## [DO THIS]
Below are some records; return each one exactly.

## [EXTRACTED ENTRIES]
+ + + +
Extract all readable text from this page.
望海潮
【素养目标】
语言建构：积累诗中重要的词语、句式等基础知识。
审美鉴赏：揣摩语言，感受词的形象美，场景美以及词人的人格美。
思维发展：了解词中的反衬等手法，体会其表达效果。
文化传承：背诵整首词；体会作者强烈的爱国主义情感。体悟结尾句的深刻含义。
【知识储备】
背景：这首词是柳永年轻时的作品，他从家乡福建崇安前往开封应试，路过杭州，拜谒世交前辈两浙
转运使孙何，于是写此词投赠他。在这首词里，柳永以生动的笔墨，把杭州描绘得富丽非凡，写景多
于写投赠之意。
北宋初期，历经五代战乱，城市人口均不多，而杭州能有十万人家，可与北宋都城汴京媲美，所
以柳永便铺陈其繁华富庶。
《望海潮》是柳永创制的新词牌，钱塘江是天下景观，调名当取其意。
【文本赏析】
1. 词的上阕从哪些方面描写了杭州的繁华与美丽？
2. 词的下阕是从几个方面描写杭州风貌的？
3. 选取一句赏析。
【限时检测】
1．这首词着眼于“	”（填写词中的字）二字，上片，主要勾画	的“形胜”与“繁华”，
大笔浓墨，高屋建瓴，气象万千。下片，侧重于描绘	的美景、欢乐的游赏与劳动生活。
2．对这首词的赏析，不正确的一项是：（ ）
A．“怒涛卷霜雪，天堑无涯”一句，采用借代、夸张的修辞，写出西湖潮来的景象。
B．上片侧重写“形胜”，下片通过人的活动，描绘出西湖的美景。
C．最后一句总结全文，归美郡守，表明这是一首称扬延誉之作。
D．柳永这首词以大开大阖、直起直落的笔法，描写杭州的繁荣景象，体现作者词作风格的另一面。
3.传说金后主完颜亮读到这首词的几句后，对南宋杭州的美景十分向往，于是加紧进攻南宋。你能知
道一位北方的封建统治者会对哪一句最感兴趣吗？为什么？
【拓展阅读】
+ + + +
## [COMPLETED TASK]
Extract all readable text from this page.
望海潮
【素养目标】
语言建构：积累诗中重要的词语、句式等基础知识。
审美鉴赏：揣摩语言，感受词的形象美，场景美以及词人的人格美。
思维发展：了解词中的反衬等手法，体会其表达效果。
文化传承：背诵整首词；体会作者强烈的爱国主义情感。体悟结尾句的深刻含义。
【知识储备】
背景：这首词是柳永年轻时的作品，他从家乡福建崇安前往开封应试，路过杭州，拜谒世交前辈两浙
转运使孙何，于是写此词投赠他。在这首词里，柳永以生动的笔墨，把杭州描绘得富丽非凡，写景多
于写投赠之意。
北宋初期，历经五代战乱，城市人口均不多，而杭州能有十万人家，可与北宋都城汴京媲美，所
以柳永便铺陈其繁华富庶。
《望海潮》是柳永创制的新词牌，钱塘江是天下景观，调名当取其意。
【文本赏析】
1. 词的上阕从哪些方面描写了杭州的繁华与美丽？
2. 词的下阕是从几个方面描写杭州风貌的？
3. 选取一句赏析。
【限时检测】
1．这首词着眼于“	”（填写词中的字）二字，上片，主要勾画	的“形胜”与“繁华”，
大笔浓墨，高屋建瓴，气象万千。下片，侧重于描绘	的美景、欢乐的游赏与劳动生活。
2．对这首词的赏析，不正确的一项是：（ ）
A．“怒涛卷霜雪，天堑无涯”一句，采用借代、夸张的修辞，写出西湖潮来的景象。
B．上片侧重写“形胜”，下片通过人的活动，描绘出西湖的美景。
C．最后一句总结全文，归美郡守，表明这是一首称扬延誉之作。
D．柳永这首词以大开大阖、直起直落的笔法，描写杭州的繁荣景象，体现作者词作风格的另一面。
3.传说金后主完颜亮读到这首词的几句后，对南宋杭州的美景十分向往，于是加紧进攻南宋。你能知
道一位北方的封建统治者会对哪一句最感兴趣吗？为什么？
【拓展阅读】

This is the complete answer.